▶ _What needs to be done_
Find the string "bracket" and gather every line that holds it.

▶ _Record extracts_
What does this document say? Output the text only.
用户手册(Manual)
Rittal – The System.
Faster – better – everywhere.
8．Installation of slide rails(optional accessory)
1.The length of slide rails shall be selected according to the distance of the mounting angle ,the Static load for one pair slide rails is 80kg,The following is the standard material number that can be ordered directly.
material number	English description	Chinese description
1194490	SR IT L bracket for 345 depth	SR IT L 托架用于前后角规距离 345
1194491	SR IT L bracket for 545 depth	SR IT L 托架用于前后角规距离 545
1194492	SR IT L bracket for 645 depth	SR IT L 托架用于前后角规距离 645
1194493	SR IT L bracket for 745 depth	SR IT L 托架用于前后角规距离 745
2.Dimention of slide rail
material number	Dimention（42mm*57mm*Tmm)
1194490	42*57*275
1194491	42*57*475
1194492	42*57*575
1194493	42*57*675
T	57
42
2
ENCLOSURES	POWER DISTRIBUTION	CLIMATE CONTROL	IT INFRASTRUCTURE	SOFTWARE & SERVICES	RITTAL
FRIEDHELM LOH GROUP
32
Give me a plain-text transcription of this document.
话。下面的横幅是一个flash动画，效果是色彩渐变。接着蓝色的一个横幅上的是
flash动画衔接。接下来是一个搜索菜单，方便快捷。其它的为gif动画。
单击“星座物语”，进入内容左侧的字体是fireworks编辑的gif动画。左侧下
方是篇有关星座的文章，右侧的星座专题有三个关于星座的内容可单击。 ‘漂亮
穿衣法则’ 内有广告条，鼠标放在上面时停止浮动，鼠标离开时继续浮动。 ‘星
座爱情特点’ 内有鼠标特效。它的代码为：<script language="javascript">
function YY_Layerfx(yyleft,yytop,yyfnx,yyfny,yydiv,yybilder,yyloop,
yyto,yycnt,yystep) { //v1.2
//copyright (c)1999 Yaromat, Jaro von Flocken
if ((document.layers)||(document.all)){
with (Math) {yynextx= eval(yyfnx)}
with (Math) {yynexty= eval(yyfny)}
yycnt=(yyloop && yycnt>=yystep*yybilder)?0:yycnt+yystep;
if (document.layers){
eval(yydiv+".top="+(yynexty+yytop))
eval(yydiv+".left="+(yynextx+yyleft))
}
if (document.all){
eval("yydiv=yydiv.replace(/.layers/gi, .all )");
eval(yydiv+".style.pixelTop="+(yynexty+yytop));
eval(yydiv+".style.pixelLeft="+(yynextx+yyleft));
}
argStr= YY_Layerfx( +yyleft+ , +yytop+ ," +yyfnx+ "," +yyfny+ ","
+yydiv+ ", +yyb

▶ _Result of the exercise_
1194490	SR IT L bracket for 345 depth	SR IT L 托架用于前后角规距离 345
1194491	SR IT L bracket for 545 depth	SR IT L 托架用于前后角规距离 545
1194492	SR IT L bracket for 645 depth	SR IT L 托架用于前后角规距离 645
1194493	SR IT L bracket for 745 depth	SR IT L 托架用于前后角规距离 745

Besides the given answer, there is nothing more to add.